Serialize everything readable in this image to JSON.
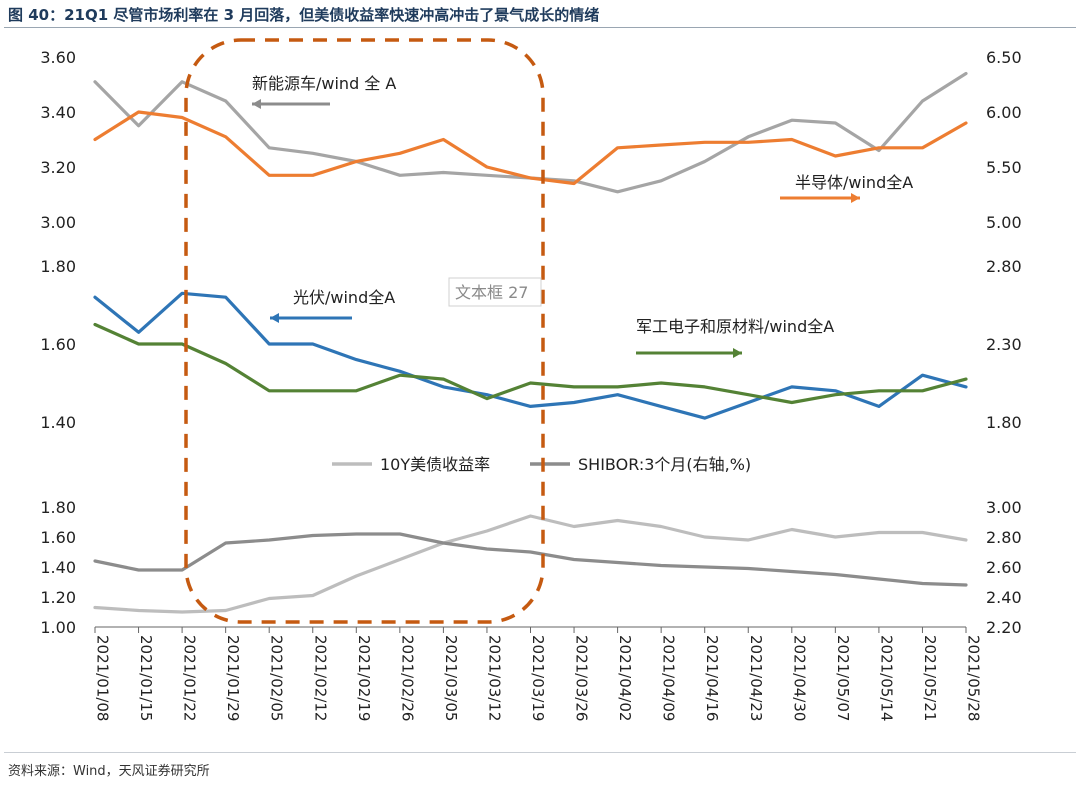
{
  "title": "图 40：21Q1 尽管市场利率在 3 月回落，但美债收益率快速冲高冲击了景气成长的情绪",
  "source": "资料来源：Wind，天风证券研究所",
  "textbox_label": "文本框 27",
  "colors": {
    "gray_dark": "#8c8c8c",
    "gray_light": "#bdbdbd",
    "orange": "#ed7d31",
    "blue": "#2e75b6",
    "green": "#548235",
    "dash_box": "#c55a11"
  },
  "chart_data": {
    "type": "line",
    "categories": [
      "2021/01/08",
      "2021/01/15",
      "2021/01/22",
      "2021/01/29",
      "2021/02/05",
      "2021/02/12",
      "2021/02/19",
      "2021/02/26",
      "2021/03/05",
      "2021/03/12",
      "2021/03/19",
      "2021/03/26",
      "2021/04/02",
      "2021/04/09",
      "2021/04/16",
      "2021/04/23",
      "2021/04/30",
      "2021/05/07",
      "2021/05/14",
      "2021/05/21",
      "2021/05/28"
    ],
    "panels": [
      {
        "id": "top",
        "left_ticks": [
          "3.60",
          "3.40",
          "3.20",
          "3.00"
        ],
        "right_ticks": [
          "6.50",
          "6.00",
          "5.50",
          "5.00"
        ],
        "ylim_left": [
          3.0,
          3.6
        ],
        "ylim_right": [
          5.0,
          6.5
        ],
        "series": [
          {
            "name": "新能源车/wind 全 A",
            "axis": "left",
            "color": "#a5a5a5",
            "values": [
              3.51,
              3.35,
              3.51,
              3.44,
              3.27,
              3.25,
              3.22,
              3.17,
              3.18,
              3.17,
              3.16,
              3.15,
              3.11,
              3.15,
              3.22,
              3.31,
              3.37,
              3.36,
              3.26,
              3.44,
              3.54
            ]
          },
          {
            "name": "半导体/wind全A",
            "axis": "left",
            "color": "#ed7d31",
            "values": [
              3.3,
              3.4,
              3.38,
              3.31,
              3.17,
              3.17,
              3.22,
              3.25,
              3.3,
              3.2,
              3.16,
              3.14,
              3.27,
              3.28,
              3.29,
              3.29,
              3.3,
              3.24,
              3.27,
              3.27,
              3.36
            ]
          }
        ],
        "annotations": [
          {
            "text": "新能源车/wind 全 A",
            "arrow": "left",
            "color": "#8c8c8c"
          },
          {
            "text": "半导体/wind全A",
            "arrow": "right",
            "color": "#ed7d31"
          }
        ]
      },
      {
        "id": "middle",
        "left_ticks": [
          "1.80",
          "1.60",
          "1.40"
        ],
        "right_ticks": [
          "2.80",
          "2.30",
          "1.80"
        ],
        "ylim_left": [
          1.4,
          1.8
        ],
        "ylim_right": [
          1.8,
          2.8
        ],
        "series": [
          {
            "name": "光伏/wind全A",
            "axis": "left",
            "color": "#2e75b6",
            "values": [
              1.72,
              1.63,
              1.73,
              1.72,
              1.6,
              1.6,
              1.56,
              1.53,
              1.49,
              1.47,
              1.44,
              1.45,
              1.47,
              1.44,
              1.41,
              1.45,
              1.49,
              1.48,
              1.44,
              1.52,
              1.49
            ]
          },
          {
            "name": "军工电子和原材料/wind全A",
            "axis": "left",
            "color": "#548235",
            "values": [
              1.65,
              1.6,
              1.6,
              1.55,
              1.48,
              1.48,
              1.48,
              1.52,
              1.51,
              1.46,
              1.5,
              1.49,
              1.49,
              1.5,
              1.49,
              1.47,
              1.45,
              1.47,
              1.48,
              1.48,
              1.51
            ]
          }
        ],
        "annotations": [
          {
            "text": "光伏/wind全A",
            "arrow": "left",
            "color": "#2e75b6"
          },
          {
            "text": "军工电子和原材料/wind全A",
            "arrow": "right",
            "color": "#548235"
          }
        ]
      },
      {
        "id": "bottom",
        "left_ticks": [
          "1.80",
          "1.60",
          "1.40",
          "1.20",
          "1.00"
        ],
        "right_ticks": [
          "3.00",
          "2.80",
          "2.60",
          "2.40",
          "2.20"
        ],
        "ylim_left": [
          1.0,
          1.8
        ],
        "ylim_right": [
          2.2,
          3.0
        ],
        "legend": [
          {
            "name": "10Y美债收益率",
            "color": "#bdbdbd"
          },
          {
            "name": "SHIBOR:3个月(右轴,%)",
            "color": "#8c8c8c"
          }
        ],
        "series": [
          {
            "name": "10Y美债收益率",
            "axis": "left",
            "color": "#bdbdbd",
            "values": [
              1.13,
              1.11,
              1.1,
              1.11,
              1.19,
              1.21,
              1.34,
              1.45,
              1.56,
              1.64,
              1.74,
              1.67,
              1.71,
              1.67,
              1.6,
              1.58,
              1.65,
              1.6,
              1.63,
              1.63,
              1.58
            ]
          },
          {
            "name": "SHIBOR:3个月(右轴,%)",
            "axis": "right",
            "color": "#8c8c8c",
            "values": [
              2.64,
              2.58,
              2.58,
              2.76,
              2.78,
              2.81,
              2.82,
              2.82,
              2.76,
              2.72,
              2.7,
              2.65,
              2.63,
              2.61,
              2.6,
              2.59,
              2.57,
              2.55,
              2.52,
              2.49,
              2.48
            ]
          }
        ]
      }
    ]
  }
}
=====
• PROBLEM TO SOLVE:
Repeat each line of the records above exactly, but do not copy the pictures.

• PROBLEM SOLUTION:
Serialize everything readable in this image to JSON.
{
  "title": "图 40：21Q1 尽管市场利率在 3 月回落，但美债收益率快速冲高冲击了景气成长的情绪",
  "source": "资料来源：Wind，天风证券研究所",
  "textbox_label": "文本框 27",
  "colors": {
    "gray_dark": "#8c8c8c",
    "gray_light": "#bdbdbd",
    "orange": "#ed7d31",
    "blue": "#2e75b6",
    "green": "#548235",
    "dash_box": "#c55a11"
  },
  "chart_data": {
    "type": "line",
    "categories": [
      "2021/01/08",
      "2021/01/15",
      "2021/01/22",
      "2021/01/29",
      "2021/02/05",
      "2021/02/12",
      "2021/02/19",
      "2021/02/26",
      "2021/03/05",
      "2021/03/12",
      "2021/03/19",
      "2021/03/26",
      "2021/04/02",
      "2021/04/09",
      "2021/04/16",
      "2021/04/23",
      "2021/04/30",
      "2021/05/07",
      "2021/05/14",
      "2021/05/21",
      "2021/05/28"
    ],
    "panels": [
      {
        "id": "top",
        "left_ticks": [
          "3.60",
          "3.40",
          "3.20",
          "3.00"
        ],
        "right_ticks": [
          "6.50",
          "6.00",
          "5.50",
          "5.00"
        ],
        "ylim_left": [
          3.0,
          3.6
        ],
        "ylim_right": [
          5.0,
          6.5
        ],
        "series": [
          {
            "name": "新能源车/wind 全 A",
            "axis": "left",
            "color": "#a5a5a5",
            "values": [
              3.51,
              3.35,
              3.51,
              3.44,
              3.27,
              3.25,
              3.22,
              3.17,
              3.18,
              3.17,
              3.16,
              3.15,
              3.11,
              3.15,
              3.22,
              3.31,
              3.37,
              3.36,
              3.26,
              3.44,
              3.54
            ]
          },
          {
            "name": "半导体/wind全A",
            "axis": "left",
            "color": "#ed7d31",
            "values": [
              3.3,
              3.4,
              3.38,
              3.31,
              3.17,
              3.17,
              3.22,
              3.25,
              3.3,
              3.2,
              3.16,
              3.14,
              3.27,
              3.28,
              3.29,
              3.29,
              3.3,
              3.24,
              3.27,
              3.27,
              3.36
            ]
          }
        ],
        "annotations": [
          {
            "text": "新能源车/wind 全 A",
            "arrow": "left",
            "color": "#8c8c8c"
          },
          {
            "text": "半导体/wind全A",
            "arrow": "right",
            "color": "#ed7d31"
          }
        ]
      },
      {
        "id": "middle",
        "left_ticks": [
          "1.80",
          "1.60",
          "1.40"
        ],
        "right_ticks": [
          "2.80",
          "2.30",
          "1.80"
        ],
        "ylim_left": [
          1.4,
          1.8
        ],
        "ylim_right": [
          1.8,
          2.8
        ],
        "series": [
          {
            "name": "光伏/wind全A",
            "axis": "left",
            "color": "#2e75b6",
            "values": [
              1.72,
              1.63,
              1.73,
              1.72,
              1.6,
              1.6,
              1.56,
              1.53,
              1.49,
              1.47,
              1.44,
              1.45,
              1.47,
              1.44,
              1.41,
              1.45,
              1.49,
              1.48,
              1.44,
              1.52,
              1.49
            ]
          },
          {
            "name": "军工电子和原材料/wind全A",
            "axis": "left",
            "color": "#548235",
            "values": [
              1.65,
              1.6,
              1.6,
              1.55,
              1.48,
              1.48,
              1.48,
              1.52,
              1.51,
              1.46,
              1.5,
              1.49,
              1.49,
              1.5,
              1.49,
              1.47,
              1.45,
              1.47,
              1.48,
              1.48,
              1.51
            ]
          }
        ],
        "annotations": [
          {
            "text": "光伏/wind全A",
            "arrow": "left",
            "color": "#2e75b6"
          },
          {
            "text": "军工电子和原材料/wind全A",
            "arrow": "right",
            "color": "#548235"
          }
        ]
      },
      {
        "id": "bottom",
        "left_ticks": [
          "1.80",
          "1.60",
          "1.40",
          "1.20",
          "1.00"
        ],
        "right_ticks": [
          "3.00",
          "2.80",
          "2.60",
          "2.40",
          "2.20"
        ],
        "ylim_left": [
          1.0,
          1.8
        ],
        "ylim_right": [
          2.2,
          3.0
        ],
        "legend": [
          {
            "name": "10Y美债收益率",
            "color": "#bdbdbd"
          },
          {
            "name": "SHIBOR:3个月(右轴,%)",
            "color": "#8c8c8c"
          }
        ],
        "series": [
          {
            "name": "10Y美债收益率",
            "axis": "left",
            "color": "#bdbdbd",
            "values": [
              1.13,
              1.11,
              1.1,
              1.11,
              1.19,
              1.21,
              1.34,
              1.45,
              1.56,
              1.64,
              1.74,
              1.67,
              1.71,
              1.67,
              1.6,
              1.58,
              1.65,
              1.6,
              1.63,
              1.63,
              1.58
            ]
          },
          {
            "name": "SHIBOR:3个月(右轴,%)",
            "axis": "right",
            "color": "#8c8c8c",
            "values": [
              2.64,
              2.58,
              2.58,
              2.76,
              2.78,
              2.81,
              2.82,
              2.82,
              2.76,
              2.72,
              2.7,
              2.65,
              2.63,
              2.61,
              2.6,
              2.59,
              2.57,
              2.55,
              2.52,
              2.49,
              2.48
            ]
          }
        ]
      }
    ]
  }
}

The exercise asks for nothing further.